:: Set exercise 1 ::
Return the passage of the text on the LLVM assembly format that starts with "We just landed" and goes on through "changing this format.", copied word for word.

:: Excerpt to read ::

What do we ideally want the assembly (LLVM .s) text format to look like?

WebAssembly / tool-conventions

Conventions supporting interoperatibility between tools working with WebAssembly.

Artistic License 2.0

298 stars 65 forks source link

What do we ideally want the assembly (LLVM .s) text format to look like? #49

Open aardappel opened 6 years ago

aardappel commented 6 years ago

We just landed a first version of the assembly parser in LLVM https://reviews.llvm.org/D44329. This version is quite basic and adheres closely to what the disassembler had been outputting so far.

Now that we have both the assembler and dissassembler though, we can decide to make changes to this format that better suit future needs.

In particular, we currently have 2 flavors of the .s format:

Elf (-triple=wasm32-unknown-unknown-elf).
- This is the format that is currently consumed by s2wasm, so any changes to the format would also have to be made there. Since in the long run the toolchain will be all-binary by default, at which point s2wasm will maybe not be needed anymore, it may not be wise to invest too much in changing this format.
- This path currently defaults to using -disable-wasm-explicit-locals, i.e. it may have $0 as an operand to refer to local 0, instead of a preceding getlocal 0 instruction.
Wasm (-triple=wasm32-unknown-unknown-wasm).
- This corresponds to the wasm-specific .o format that gets directly consumed by lld. This is the path we are working towards the toolchain taking. Once that path is default, the function of the .s format is mostly intended for:
  - Inline assembly.
  - Writing LLVM tests.
  - Viewing .o file contents.
  - Writing .o files by hand? :)
- This format is intended to be used with explicit locals, as this matches the .wat format more closely.
- This format currently has no-one depending on it (afaik), so we can change this more easily to suit the above needs by just changing the assembler and disassembler together.
- This triple doesn't currently work since it requires an implementation of a part of LLVM that we only have for ELF (since it is also used by other "CPUs"), which we may add next. The parser itself already deals with all variants above.

The current disassembler outputs pseudo stack registers to make wasm look more like a CPU/register machine, and maybe make it easier for humans to track the stack, for example:

i32.const $push0=, 1
i32.const $push1=, 2
i32.add $push2=, $pop0, $pop1

This however is also verbose, so for the use of inline assembly in particular, it may be nice to allow people to write pure stack code. Or even better, we can decide that for the wasm mode above, we require that these stack operands not be present.

:: Records ::

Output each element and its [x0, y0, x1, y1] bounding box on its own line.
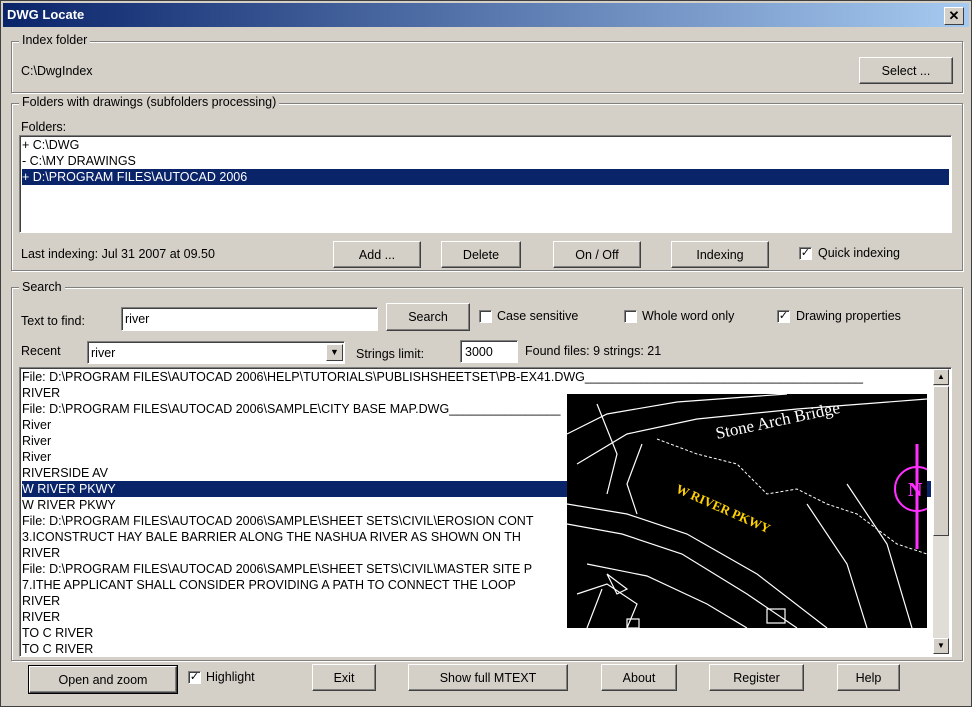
drawing-properties-checkbox[interactable]: ✓ [777, 310, 790, 323]
index-folder-group [11, 41, 963, 93]
scroll-down-arrow-icon[interactable]: ▼ [933, 638, 949, 654]
whole-word-label: Whole word only [642, 309, 735, 323]
select-button[interactable]: Select ... [859, 57, 953, 84]
search-button[interactable]: Search [386, 303, 470, 331]
indexing-button[interactable]: Indexing [671, 241, 769, 268]
text-to-find-input[interactable]: river [121, 307, 378, 331]
strings-limit-input[interactable]: 3000 [460, 340, 518, 363]
drawing-properties-label: Drawing properties [796, 309, 901, 323]
text-to-find-value: river [125, 312, 150, 326]
help-button[interactable]: Help [837, 664, 900, 691]
case-sensitive-checkbox[interactable] [479, 310, 492, 323]
search-group-label: Search [19, 280, 65, 294]
close-button[interactable]: ✕ [944, 7, 964, 25]
drawing-preview: Stone Arch Bridge W RIVER PKWY N [567, 394, 927, 628]
scroll-up-arrow-icon[interactable]: ▲ [933, 369, 949, 385]
open-and-zoom-button[interactable]: Open and zoom [28, 665, 178, 694]
highlight-label: Highlight [206, 670, 255, 684]
results-scrollbar[interactable]: ▲ ▼ [933, 369, 949, 654]
close-icon: ✕ [948, 8, 960, 23]
window-title: DWG Locate [7, 7, 85, 22]
folders-group-label: Folders with drawings (subfolders proces… [19, 95, 280, 109]
toggle-folder-button[interactable]: On / Off [553, 241, 641, 268]
folder-item[interactable]: - C:\MY DRAWINGS [22, 153, 949, 169]
check-icon: ✓ [778, 310, 789, 322]
check-icon: ✓ [189, 671, 200, 683]
strings-limit-label: Strings limit: [356, 347, 425, 361]
whole-word-checkbox[interactable] [624, 310, 637, 323]
show-full-mtext-button[interactable]: Show full MTEXT [408, 664, 568, 691]
result-row[interactable]: TO C RIVER [22, 641, 931, 656]
delete-folder-button[interactable]: Delete [441, 241, 521, 268]
last-indexing-text: Last indexing: Jul 31 2007 at 09.50 [21, 247, 215, 261]
highlight-checkbox[interactable]: ✓ [188, 671, 201, 684]
recent-label: Recent [21, 344, 61, 358]
check-icon: ✓ [800, 247, 811, 259]
text-to-find-label: Text to find: [21, 314, 85, 328]
strings-limit-value: 3000 [465, 345, 493, 359]
found-summary: Found files: 9 strings: 21 [525, 344, 662, 358]
folders-list-label: Folders: [21, 120, 67, 134]
result-row[interactable]: File: D:\PROGRAM FILES\AUTOCAD 2006\HELP… [22, 369, 931, 385]
index-folder-label: Index folder [19, 33, 91, 47]
exit-button[interactable]: Exit [312, 664, 376, 691]
index-folder-path: C:\DwgIndex [21, 64, 93, 78]
main-window: DWG Locate ✕ Index folder C:\DwgIndex Se… [0, 0, 972, 707]
register-button[interactable]: Register [709, 664, 804, 691]
folder-item-selected[interactable]: + D:\PROGRAM FILES\AUTOCAD 2006 [22, 169, 949, 185]
recent-value: river [91, 346, 116, 360]
compass-letter: N [908, 479, 923, 501]
quick-indexing-checkbox[interactable]: ✓ [799, 247, 812, 260]
quick-indexing-label: Quick indexing [818, 246, 900, 260]
title-bar: DWG Locate ✕ [3, 3, 969, 27]
case-sensitive-label: Case sensitive [497, 309, 579, 323]
about-button[interactable]: About [601, 664, 677, 691]
folders-list[interactable]: + C:\DWG - C:\MY DRAWINGS + D:\PROGRAM F… [19, 135, 952, 233]
folder-item[interactable]: + C:\DWG [22, 137, 949, 153]
chevron-down-icon[interactable]: ▼ [326, 344, 343, 361]
scrollbar-thumb[interactable] [933, 386, 949, 536]
recent-dropdown[interactable]: river ▼ [87, 341, 345, 364]
add-folder-button[interactable]: Add ... [333, 241, 421, 268]
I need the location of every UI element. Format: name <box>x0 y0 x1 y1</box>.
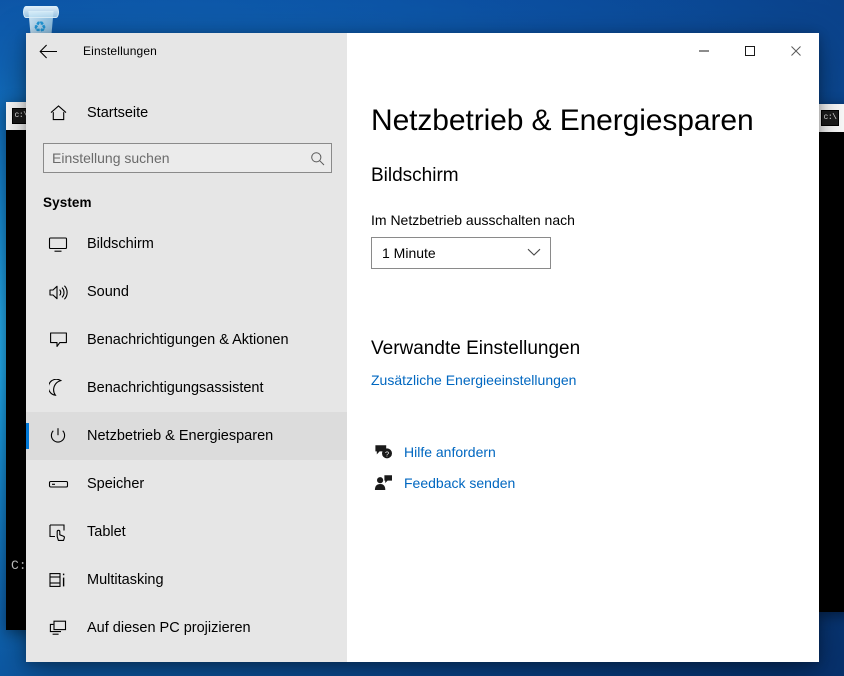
timeout-selected-value: 1 Minute <box>382 245 436 261</box>
sidebar-item-label: Benachrichtigungsassistent <box>87 380 264 396</box>
sidebar-item-multitasking[interactable]: Multitasking <box>26 556 347 604</box>
chevron-down-icon <box>527 244 541 262</box>
timeout-field-label: Im Netzbetrieb ausschalten nach <box>371 212 575 228</box>
sidebar-item-auf-diesen-pc-projizieren[interactable]: Auf diesen PC projizieren <box>26 604 347 652</box>
close-icon <box>791 46 801 56</box>
title-bar-right <box>347 33 819 69</box>
minimize-button[interactable] <box>681 33 727 69</box>
sidebar-nav-list: Bildschirm Sound Benachrichtigungen & Ak… <box>26 220 347 652</box>
home-icon <box>43 104 73 122</box>
sidebar-item-label: Benachrichtigungen & Aktionen <box>87 332 289 348</box>
support-link-label: Feedback senden <box>404 474 516 491</box>
maximize-button[interactable] <box>727 33 773 69</box>
search-input[interactable] <box>44 145 303 171</box>
svg-text:?: ? <box>384 449 388 458</box>
support-link-label: Hilfe anfordern <box>404 443 496 460</box>
help-bubble-icon: ? <box>371 443 395 460</box>
section-heading-bildschirm: Bildschirm <box>371 165 459 186</box>
feedback-person-icon <box>371 474 395 491</box>
content-pane: Netzbetrieb & Energiesparen Bildschirm I… <box>347 69 819 662</box>
sidebar-item-label: Bildschirm <box>87 236 154 252</box>
sidebar-item-label: Tablet <box>87 524 126 540</box>
background-console-window-right[interactable]: c:\ <box>815 104 844 612</box>
sidebar: Startseite System <box>26 69 347 662</box>
sidebar-item-label: Startseite <box>87 105 149 121</box>
feedback-link-row[interactable]: Feedback senden <box>371 467 819 498</box>
sidebar-item-home[interactable]: Startseite <box>26 93 347 133</box>
console-icon: c:\ <box>821 110 839 126</box>
monitor-icon <box>43 236 73 253</box>
back-button[interactable] <box>26 33 70 69</box>
help-link-row[interactable]: ? Hilfe anfordern <box>371 436 819 467</box>
speaker-icon <box>43 284 73 301</box>
page-title: Netzbetrieb & Energiesparen <box>371 104 754 137</box>
close-button[interactable] <box>773 33 819 69</box>
related-settings-link[interactable]: Zusätzliche Energieeinstellungen <box>371 372 576 388</box>
settings-window: Einstellungen Startseite Einstellung suc… <box>26 33 819 662</box>
minimize-icon <box>699 50 709 52</box>
window-body: Startseite System <box>26 69 819 662</box>
chat-bubble-icon <box>43 331 73 349</box>
search-icon[interactable] <box>303 151 331 166</box>
console-prompt-text: C: <box>11 558 27 573</box>
sidebar-item-netzbetrieb-energiesparen[interactable]: Netzbetrieb & Energiesparen <box>26 412 347 460</box>
drive-icon <box>43 477 73 491</box>
title-bar: Einstellungen <box>26 33 819 69</box>
project-screen-icon <box>43 619 73 637</box>
sidebar-item-label: Sound <box>87 284 129 300</box>
sidebar-item-label: Auf diesen PC projizieren <box>87 620 251 636</box>
sidebar-item-sound[interactable]: Sound <box>26 268 347 316</box>
power-icon <box>43 427 73 445</box>
window-title: Einstellungen <box>83 44 158 58</box>
multitasking-icon <box>43 571 73 589</box>
sidebar-item-label: Speicher <box>87 476 145 492</box>
section-heading-verwandte-einstellungen: Verwandte Einstellungen <box>371 338 581 359</box>
sidebar-item-speicher[interactable]: Speicher <box>26 460 347 508</box>
selection-indicator <box>26 423 29 449</box>
moon-icon <box>43 379 73 397</box>
search-box[interactable] <box>43 143 332 173</box>
sidebar-group-label: System <box>43 195 92 210</box>
sidebar-item-label: Netzbetrieb & Energiesparen <box>87 428 274 444</box>
support-links: ? Hilfe anfordern Feedback senden <box>371 436 819 498</box>
sidebar-item-tablet[interactable]: Tablet <box>26 508 347 556</box>
sidebar-item-benachrichtigungen-aktionen[interactable]: Benachrichtigungen & Aktionen <box>26 316 347 364</box>
title-bar-left: Einstellungen <box>26 33 347 69</box>
console-title-bar: c:\ <box>815 104 844 132</box>
sidebar-item-bildschirm[interactable]: Bildschirm <box>26 220 347 268</box>
tablet-touch-icon <box>43 523 73 542</box>
sidebar-item-benachrichtigungsassistent[interactable]: Benachrichtigungsassistent <box>26 364 347 412</box>
maximize-icon <box>745 46 755 56</box>
timeout-dropdown[interactable]: 1 Minute <box>371 237 551 269</box>
back-arrow-icon <box>38 44 57 58</box>
sidebar-item-label: Multitasking <box>87 572 164 588</box>
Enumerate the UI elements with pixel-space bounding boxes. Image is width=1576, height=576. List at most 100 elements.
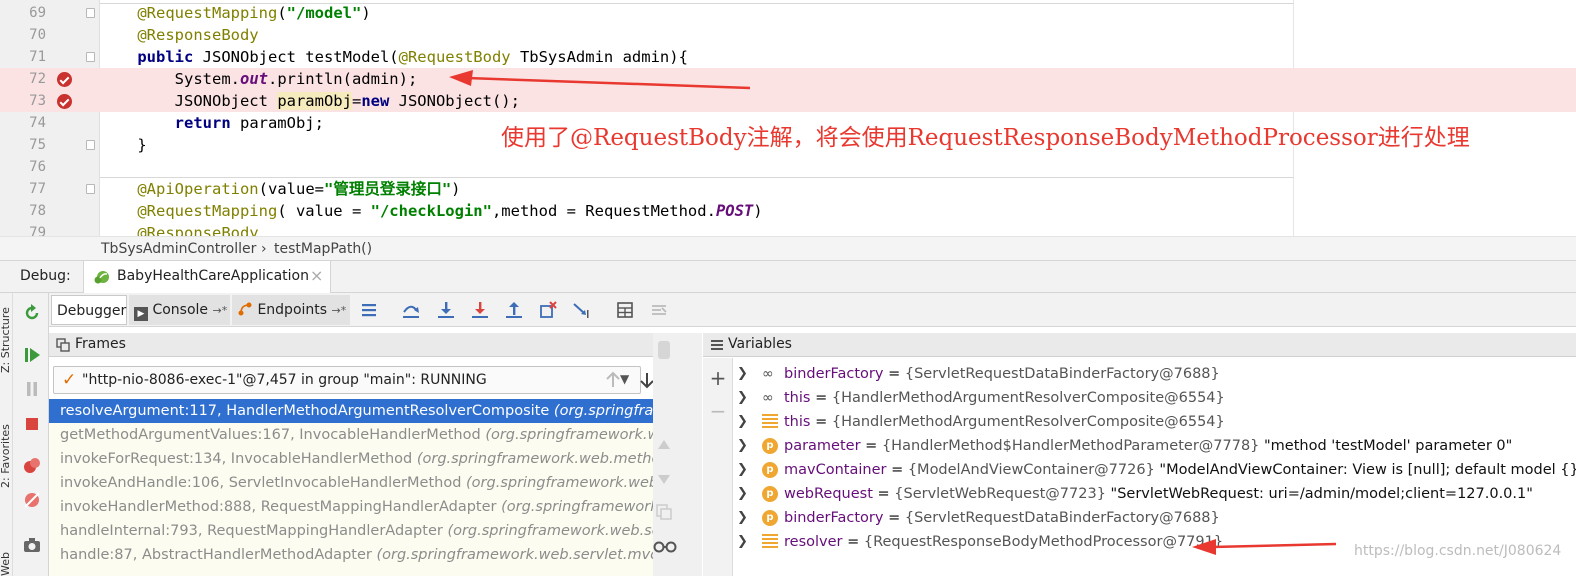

:: Set exercise 2 ::
Retype the lines of the records starting with the line that contains "310, 790, 323]" and going on through the line that contains "whole-word-label: Whole word", both included, and nothing else.

:: Task output 1 ::
We just landed a first version of the assembly parser in LLVM https://reviews.llvm.org/D44329. This version is quite basic and adheres closely to what the disassembler had been outputting so far.

Now that we have both the assembler and dissassembler though, we can decide to make changes to this format that better suit future needs.

In particular, we currently have 2 flavors of the .s format:

Elf (-triple=wasm32-unknown-unknown-elf).
- This is the format that is currently consumed by s2wasm, so any changes to the format would also have to be made there. Since in the long run the toolchain will be all-binary by default, at which point s2wasm will maybe not be needed anymore, it may not be wise to invest too much in changing this format.

:: Task output 2 ::
drawing-properties-checkbox[interactable]: ✓ [777, 310, 790, 323]
index-folder-group [11, 41, 963, 93]
scroll-down-arrow-icon[interactable]: ▼ [933, 638, 949, 654]
whole-word-label: Whole word only [642, 309, 735, 323]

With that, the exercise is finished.